Records for processing →
_____

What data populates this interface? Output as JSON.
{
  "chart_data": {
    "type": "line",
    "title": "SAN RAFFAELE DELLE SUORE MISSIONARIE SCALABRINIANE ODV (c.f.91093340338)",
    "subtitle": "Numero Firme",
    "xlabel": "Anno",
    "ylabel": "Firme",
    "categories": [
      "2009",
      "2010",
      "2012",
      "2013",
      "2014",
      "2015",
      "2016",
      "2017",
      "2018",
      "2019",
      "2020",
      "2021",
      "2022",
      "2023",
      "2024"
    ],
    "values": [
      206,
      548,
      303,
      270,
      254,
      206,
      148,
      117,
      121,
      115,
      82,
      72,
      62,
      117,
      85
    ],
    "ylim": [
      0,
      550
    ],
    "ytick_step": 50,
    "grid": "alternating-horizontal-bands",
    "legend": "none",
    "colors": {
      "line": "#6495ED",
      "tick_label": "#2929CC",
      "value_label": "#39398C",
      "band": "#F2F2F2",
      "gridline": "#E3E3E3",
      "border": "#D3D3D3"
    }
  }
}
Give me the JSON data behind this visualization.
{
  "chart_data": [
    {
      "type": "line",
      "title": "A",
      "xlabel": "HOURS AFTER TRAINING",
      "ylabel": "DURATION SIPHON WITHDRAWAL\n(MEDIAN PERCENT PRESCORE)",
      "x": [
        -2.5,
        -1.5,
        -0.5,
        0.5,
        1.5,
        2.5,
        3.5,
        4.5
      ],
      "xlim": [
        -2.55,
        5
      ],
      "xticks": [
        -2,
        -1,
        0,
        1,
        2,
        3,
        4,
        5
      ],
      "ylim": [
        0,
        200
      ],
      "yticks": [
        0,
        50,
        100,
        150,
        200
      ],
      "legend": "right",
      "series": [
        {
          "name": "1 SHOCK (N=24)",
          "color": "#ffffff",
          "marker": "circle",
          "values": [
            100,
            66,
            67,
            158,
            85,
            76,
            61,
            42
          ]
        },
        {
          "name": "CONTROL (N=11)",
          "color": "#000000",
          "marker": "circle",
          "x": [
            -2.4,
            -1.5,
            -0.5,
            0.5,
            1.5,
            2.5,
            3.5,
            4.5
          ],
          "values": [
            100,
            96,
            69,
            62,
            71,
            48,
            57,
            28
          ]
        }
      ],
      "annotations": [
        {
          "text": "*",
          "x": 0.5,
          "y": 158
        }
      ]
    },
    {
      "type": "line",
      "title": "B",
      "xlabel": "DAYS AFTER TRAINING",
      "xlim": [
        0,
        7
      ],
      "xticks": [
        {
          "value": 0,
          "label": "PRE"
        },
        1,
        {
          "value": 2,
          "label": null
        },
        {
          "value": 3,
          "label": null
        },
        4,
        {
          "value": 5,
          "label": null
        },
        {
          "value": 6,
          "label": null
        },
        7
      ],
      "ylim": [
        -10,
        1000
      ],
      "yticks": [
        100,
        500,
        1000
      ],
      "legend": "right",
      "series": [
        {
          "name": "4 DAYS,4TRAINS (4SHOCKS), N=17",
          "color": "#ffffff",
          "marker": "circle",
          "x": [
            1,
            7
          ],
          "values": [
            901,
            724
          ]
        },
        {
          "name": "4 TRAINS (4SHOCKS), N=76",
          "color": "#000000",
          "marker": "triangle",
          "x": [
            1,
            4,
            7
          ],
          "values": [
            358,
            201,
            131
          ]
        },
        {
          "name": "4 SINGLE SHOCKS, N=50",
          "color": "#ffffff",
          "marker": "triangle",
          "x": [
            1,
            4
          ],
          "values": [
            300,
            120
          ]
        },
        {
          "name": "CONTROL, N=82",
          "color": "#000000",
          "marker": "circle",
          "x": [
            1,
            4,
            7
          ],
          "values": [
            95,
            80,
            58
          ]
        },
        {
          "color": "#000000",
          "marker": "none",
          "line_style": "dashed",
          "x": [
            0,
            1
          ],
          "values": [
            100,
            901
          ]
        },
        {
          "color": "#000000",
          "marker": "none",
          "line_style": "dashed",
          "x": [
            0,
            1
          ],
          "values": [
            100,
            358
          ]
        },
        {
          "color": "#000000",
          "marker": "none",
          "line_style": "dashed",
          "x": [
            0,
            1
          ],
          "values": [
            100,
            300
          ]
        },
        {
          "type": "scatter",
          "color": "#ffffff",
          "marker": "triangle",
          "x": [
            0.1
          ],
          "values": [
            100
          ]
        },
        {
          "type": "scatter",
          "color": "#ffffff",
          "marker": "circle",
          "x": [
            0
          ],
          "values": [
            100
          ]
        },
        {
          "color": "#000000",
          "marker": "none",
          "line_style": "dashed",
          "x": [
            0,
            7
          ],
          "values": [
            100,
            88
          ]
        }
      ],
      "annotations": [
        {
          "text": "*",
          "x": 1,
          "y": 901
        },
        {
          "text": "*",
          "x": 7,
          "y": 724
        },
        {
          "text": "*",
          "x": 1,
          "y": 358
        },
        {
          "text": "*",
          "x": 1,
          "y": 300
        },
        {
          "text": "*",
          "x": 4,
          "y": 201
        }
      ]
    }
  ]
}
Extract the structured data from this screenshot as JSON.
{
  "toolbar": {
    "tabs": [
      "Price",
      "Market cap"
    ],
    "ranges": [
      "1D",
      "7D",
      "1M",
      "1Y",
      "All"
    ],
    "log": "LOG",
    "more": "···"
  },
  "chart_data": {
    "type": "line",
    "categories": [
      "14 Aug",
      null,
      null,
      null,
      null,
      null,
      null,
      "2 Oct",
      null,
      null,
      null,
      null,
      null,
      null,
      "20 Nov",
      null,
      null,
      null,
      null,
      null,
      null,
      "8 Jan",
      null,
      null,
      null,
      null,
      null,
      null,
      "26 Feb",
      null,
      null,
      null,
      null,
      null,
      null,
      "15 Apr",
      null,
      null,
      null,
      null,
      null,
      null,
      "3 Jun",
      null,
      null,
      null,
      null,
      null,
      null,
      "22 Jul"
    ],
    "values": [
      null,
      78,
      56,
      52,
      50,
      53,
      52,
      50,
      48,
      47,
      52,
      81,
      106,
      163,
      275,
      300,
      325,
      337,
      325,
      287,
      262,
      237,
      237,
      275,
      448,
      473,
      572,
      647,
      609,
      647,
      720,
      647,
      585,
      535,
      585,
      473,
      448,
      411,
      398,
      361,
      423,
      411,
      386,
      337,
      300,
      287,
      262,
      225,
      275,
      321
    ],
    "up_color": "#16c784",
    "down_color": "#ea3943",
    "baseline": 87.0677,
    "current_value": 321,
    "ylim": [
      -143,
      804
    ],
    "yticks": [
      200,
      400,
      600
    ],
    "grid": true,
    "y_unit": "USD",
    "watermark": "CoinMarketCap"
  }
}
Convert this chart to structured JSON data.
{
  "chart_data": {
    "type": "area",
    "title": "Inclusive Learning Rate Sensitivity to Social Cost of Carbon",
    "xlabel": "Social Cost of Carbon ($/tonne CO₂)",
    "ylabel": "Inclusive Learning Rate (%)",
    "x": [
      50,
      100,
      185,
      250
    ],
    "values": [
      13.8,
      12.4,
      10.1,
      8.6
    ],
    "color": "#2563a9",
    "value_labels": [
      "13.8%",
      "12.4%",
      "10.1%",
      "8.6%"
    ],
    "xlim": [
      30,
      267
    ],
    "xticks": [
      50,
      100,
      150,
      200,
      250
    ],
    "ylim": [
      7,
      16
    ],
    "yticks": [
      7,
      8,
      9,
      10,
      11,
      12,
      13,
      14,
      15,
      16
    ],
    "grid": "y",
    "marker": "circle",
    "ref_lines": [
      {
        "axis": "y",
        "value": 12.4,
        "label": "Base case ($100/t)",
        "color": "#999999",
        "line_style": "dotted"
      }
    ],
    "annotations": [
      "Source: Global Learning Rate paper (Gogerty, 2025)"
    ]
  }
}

_____

What this task involves →
Reproduce the records above exactly as they appear.

Completed task →
What data populates this interface? Output as JSON.
{
  "chart_data": {
    "type": "line",
    "title": "SAN RAFFAELE DELLE SUORE MISSIONARIE SCALABRINIANE ODV (c.f.91093340338)",
    "subtitle": "Numero Firme",
    "xlabel": "Anno",
    "ylabel": "Firme",
    "categories": [
      "2009",
      "2010",
      "2012",
      "2013",
      "2014",
      "2015",
      "2016",
      "2017",
      "2018",
      "2019",
      "2020",
      "2021",
      "2022",
      "2023",
      "2024"
    ],
    "values": [
      206,
      548,
      303,
      270,
      254,
      206,
      148,
      117,
      121,
      115,
      82,
      72,
      62,
      117,
      85
    ],
    "ylim": [
      0,
      550
    ],
    "ytick_step": 50,
    "grid": "alternating-horizontal-bands",
    "legend": "none",
    "colors": {
      "line": "#6495ED",
      "tick_label": "#2929CC",
      "value_label": "#39398C",
      "band": "#F2F2F2",
      "gridline": "#E3E3E3",
      "border": "#D3D3D3"
    }
  }
}
Give me the JSON data behind this visualization.
{
  "chart_data": [
    {
      "type": "line",
      "title": "A",
      "xlabel": "HOURS AFTER TRAINING",
      "ylabel": "DURATION SIPHON WITHDRAWAL\n(MEDIAN PERCENT PRESCORE)",
      "x": [
        -2.5,
        -1.5,
        -0.5,
        0.5,
        1.5,
        2.5,
        3.5,
        4.5
      ],
      "xlim": [
        -2.55,
        5
      ],
      "xticks": [
        -2,
        -1,
        0,
        1,
        2,
        3,
        4,
        5
      ],
      "ylim": [
        0,
        200
      ],
      "yticks": [
        0,
        50,
        100,
        150,
        200
      ],
      "legend": "right",
      "series": [
        {
          "name": "1 SHOCK (N=24)",
          "color": "#ffffff",
          "marker": "circle",
          "values": [
            100,
            66,
            67,
            158,
            85,
            76,
            61,
            42
          ]
        },
        {
          "name": "CONTROL (N=11)",
          "color": "#000000",
          "marker": "circle",
          "x": [
            -2.4,
            -1.5,
            -0.5,
            0.5,
            1.5,
            2.5,
            3.5,
            4.5
          ],
          "values": [
            100,
            96,
            69,
            62,
            71,
            48,
            57,
            28
          ]
        }
      ],
      "annotations": [
        {
          "text": "*",
          "x": 0.5,
          "y": 158
        }
      ]
    },
    {
      "type": "line",
      "title": "B",
      "xlabel": "DAYS AFTER TRAINING",
      "xlim": [
        0,
        7
      ],
      "xticks": [
        {
          "value": 0,
          "label": "PRE"
        },
        1,
        {
          "value": 2,
          "label": null
        },
        {
          "value": 3,
          "label": null
        },
        4,
        {
          "value": 5,
          "label": null
        },
        {
          "value": 6,
          "label": null
        },
        7
      ],
      "ylim": [
        -10,
        1000
      ],
      "yticks": [
        100,
        500,
        1000
      ],
      "legend": "right",
      "series": [
        {
          "name": "4 DAYS,4TRAINS (4SHOCKS), N=17",
          "color": "#ffffff",
          "marker": "circle",
          "x": [
            1,
            7
          ],
          "values": [
            901,
            724
          ]
        },
        {
          "name": "4 TRAINS (4SHOCKS), N=76",
          "color": "#000000",
          "marker": "triangle",
          "x": [
            1,
            4,
            7
          ],
          "values": [
            358,
            201,
            131
          ]
        },
        {
          "name": "4 SINGLE SHOCKS, N=50",
          "color": "#ffffff",
          "marker": "triangle",
          "x": [
            1,
            4
          ],
          "values": [
            300,
            120
          ]
        },
        {
          "name": "CONTROL, N=82",
          "color": "#000000",
          "marker": "circle",
          "x": [
            1,
            4,
            7
          ],
          "values": [
            95,
            80,
            58
          ]
        },
        {
          "color": "#000000",
          "marker": "none",
          "line_style": "dashed",
          "x": [
            0,
            1
          ],
          "values": [
            100,
            901
          ]
        },
        {
          "color": "#000000",
          "marker": "none",
          "line_style": "dashed",
          "x": [
            0,
            1
          ],
          "values": [
            100,
            358
          ]
        },
        {
          "color": "#000000",
          "marker": "none",
          "line_style": "dashed",
          "x": [
            0,
            1
          ],
          "values": [
            100,
            300
          ]
        },
        {
          "type": "scatter",
          "color": "#ffffff",
          "marker": "triangle",
          "x": [
            0.1
          ],
          "values": [
            100
          ]
        },
        {
          "type": "scatter",
          "color": "#ffffff",
          "marker": "circle",
          "x": [
            0
          ],
          "values": [
            100
          ]
        },
        {
          "color": "#000000",
          "marker": "none",
          "line_style": "dashed",
          "x": [
            0,
            7
          ],
          "values": [
            100,
            88
          ]
        }
      ],
      "annotations": [
        {
          "text": "*",
          "x": 1,
          "y": 901
        },
        {
          "text": "*",
          "x": 7,
          "y": 724
        },
        {
          "text": "*",
          "x": 1,
          "y": 358
        },
        {
          "text": "*",
          "x": 1,
          "y": 300
        },
        {
          "text": "*",
          "x": 4,
          "y": 201
        }
      ]
    }
  ]
}
Extract the structured data from this screenshot as JSON.
{
  "toolbar": {
    "tabs": [
      "Price",
      "Market cap"
    ],
    "ranges": [
      "1D",
      "7D",
      "1M",
      "1Y",
      "All"
    ],
    "log": "LOG",
    "more": "···"
  },
  "chart_data": {
    "type": "line",
    "categories": [
      "14 Aug",
      null,
      null,
      null,
      null,
      null,
      null,
      "2 Oct",
      null,
      null,
      null,
      null,
      null,
      null,
      "20 Nov",
      null,
      null,
      null,
      null,
      null,
      null,
      "8 Jan",
      null,
      null,
      null,
      null,
      null,
      null,
      "26 Feb",
      null,
      null,
      null,
      null,
      null,
      null,
      "15 Apr",
      null,
      null,
      null,
      null,
      null,
      null,
      "3 Jun",
      null,
      null,
      null,
      null,
      null,
      null,
      "22 Jul"
    ],
    "values": [
      null,
      78,
      56,
      52,
      50,
      53,
      52,
      50,
      48,
      47,
      52,
      81,
      106,
      163,
      275,
      300,
      325,
      337,
      325,
      287,
      262,
      237,
      237,
      275,
      448,
      473,
      572,
      647,
      609,
      647,
      720,
      647,
      585,
      535,
      585,
      473,
      448,
      411,
      398,
      361,
      423,
      411,
      386,
      337,
      300,
      287,
      262,
      225,
      275,
      321
    ],
    "up_color": "#16c784",
    "down_color": "#ea3943",
    "baseline": 87.0677,
    "current_value": 321,
    "ylim": [
      -143,
      804
    ],
    "yticks": [
      200,
      400,
      600
    ],
    "grid": true,
    "y_unit": "USD",
    "watermark": "CoinMarketCap"
  }
}
Convert this chart to structured JSON data.
{
  "chart_data": {
    "type": "area",
    "title": "Inclusive Learning Rate Sensitivity to Social Cost of Carbon",
    "xlabel": "Social Cost of Carbon ($/tonne CO₂)",
    "ylabel": "Inclusive Learning Rate (%)",
    "x": [
      50,
      100,
      185,
      250
    ],
    "values": [
      13.8,
      12.4,
      10.1,
      8.6
    ],
    "color": "#2563a9",
    "value_labels": [
      "13.8%",
      "12.4%",
      "10.1%",
      "8.6%"
    ],
    "xlim": [
      30,
      267
    ],
    "xticks": [
      50,
      100,
      150,
      200,
      250
    ],
    "ylim": [
      7,
      16
    ],
    "yticks": [
      7,
      8,
      9,
      10,
      11,
      12,
      13,
      14,
      15,
      16
    ],
    "grid": "y",
    "marker": "circle",
    "ref_lines": [
      {
        "axis": "y",
        "value": 12.4,
        "label": "Base case ($100/t)",
        "color": "#999999",
        "line_style": "dotted"
      }
    ],
    "annotations": [
      "Source: Global Learning Rate paper (Gogerty, 2025)"
    ]
  }
}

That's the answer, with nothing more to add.